··· Entries shown
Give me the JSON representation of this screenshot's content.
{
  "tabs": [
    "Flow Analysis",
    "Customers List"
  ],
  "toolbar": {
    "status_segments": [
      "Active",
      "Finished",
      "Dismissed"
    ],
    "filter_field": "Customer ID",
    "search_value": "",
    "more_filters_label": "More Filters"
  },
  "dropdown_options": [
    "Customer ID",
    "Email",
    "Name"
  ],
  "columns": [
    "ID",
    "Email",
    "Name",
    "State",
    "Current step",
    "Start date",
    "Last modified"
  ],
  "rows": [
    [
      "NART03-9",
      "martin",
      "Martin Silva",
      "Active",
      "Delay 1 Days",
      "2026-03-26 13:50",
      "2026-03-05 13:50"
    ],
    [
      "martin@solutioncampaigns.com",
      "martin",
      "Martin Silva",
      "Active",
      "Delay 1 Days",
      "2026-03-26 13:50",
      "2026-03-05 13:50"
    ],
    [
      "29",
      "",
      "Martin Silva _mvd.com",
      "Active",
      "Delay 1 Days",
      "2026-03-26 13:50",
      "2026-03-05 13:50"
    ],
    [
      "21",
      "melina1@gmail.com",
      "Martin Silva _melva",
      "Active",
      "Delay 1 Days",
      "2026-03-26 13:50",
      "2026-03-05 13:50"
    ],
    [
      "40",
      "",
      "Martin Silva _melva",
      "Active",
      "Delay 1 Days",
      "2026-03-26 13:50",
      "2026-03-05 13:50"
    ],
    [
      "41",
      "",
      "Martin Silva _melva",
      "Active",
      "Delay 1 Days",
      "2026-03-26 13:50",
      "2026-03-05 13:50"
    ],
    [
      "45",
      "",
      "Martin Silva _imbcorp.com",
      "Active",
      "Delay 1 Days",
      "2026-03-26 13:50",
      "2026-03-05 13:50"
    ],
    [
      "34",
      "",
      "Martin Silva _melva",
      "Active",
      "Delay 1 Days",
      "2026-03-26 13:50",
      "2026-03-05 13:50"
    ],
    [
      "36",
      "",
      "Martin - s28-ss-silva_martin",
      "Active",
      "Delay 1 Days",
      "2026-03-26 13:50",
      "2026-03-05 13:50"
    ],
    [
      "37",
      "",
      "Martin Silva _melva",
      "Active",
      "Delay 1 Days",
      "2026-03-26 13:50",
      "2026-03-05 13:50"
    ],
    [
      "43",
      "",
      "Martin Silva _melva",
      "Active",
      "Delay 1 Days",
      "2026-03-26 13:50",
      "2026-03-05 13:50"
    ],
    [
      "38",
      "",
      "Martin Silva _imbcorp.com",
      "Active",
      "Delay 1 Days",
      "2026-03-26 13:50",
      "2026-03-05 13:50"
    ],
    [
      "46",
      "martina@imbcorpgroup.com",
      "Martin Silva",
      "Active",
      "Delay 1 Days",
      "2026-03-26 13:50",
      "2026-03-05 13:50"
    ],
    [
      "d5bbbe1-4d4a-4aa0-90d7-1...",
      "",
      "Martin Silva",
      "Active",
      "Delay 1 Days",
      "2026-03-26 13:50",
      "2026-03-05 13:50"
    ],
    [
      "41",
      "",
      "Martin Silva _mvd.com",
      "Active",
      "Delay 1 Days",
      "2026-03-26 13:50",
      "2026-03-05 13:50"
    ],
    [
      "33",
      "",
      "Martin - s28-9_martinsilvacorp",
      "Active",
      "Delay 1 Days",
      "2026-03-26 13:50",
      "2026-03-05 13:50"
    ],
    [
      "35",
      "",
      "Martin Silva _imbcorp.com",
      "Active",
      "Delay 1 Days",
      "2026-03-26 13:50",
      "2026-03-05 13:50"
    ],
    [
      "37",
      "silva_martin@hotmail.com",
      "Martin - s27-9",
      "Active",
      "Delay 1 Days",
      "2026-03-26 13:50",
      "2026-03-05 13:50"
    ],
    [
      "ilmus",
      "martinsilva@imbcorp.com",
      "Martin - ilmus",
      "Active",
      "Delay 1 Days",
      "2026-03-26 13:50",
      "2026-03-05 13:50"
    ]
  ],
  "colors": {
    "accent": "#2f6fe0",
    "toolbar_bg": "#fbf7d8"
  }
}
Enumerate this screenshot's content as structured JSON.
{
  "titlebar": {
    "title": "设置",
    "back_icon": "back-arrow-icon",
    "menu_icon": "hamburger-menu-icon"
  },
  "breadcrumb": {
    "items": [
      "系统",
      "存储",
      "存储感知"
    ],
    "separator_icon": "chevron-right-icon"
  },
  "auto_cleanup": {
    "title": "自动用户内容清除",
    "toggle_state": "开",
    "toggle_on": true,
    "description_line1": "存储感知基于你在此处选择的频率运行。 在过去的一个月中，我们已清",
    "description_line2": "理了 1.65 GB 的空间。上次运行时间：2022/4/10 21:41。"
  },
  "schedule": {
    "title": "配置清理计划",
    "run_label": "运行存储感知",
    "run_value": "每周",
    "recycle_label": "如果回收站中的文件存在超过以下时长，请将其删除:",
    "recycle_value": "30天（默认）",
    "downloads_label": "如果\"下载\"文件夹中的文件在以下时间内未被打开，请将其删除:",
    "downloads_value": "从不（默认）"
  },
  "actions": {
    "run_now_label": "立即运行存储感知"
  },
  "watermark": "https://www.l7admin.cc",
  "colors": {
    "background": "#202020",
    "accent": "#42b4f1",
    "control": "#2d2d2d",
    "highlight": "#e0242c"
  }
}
······
• Direction:
Quote only the lines from the one containing "Enumerate this screenshot's" through the final line of the records, with both ends included.

• Written reply:
Enumerate this screenshot's content as structured JSON.
{
  "titlebar": {
    "title": "设置",
    "back_icon": "back-arrow-icon",
    "menu_icon": "hamburger-menu-icon"
  },
  "breadcrumb": {
    "items": [
      "系统",
      "存储",
      "存储感知"
    ],
    "separator_icon": "chevron-right-icon"
  },
  "auto_cleanup": {
    "title": "自动用户内容清除",
    "toggle_state": "开",
    "toggle_on": true,
    "description_line1": "存储感知基于你在此处选择的频率运行。 在过去的一个月中，我们已清",
    "description_line2": "理了 1.65 GB 的空间。上次运行时间：2022/4/10 21:41。"
  },
  "schedule": {
    "title": "配置清理计划",
    "run_label": "运行存储感知",
    "run_value": "每周",
    "recycle_label": "如果回收站中的文件存在超过以下时长，请将其删除:",
    "recycle_value": "30天（默认）",
    "downloads_label": "如果\"下载\"文件夹中的文件在以下时间内未被打开，请将其删除:",
    "downloads_value": "从不（默认）"
  },
  "actions": {
    "run_now_label": "立即运行存储感知"
  },
  "watermark": "https://www.l7admin.cc",
  "colors": {
    "background": "#202020",
    "accent": "#42b4f1",
    "control": "#2d2d2d",
    "highlight": "#e0242c"
  }
}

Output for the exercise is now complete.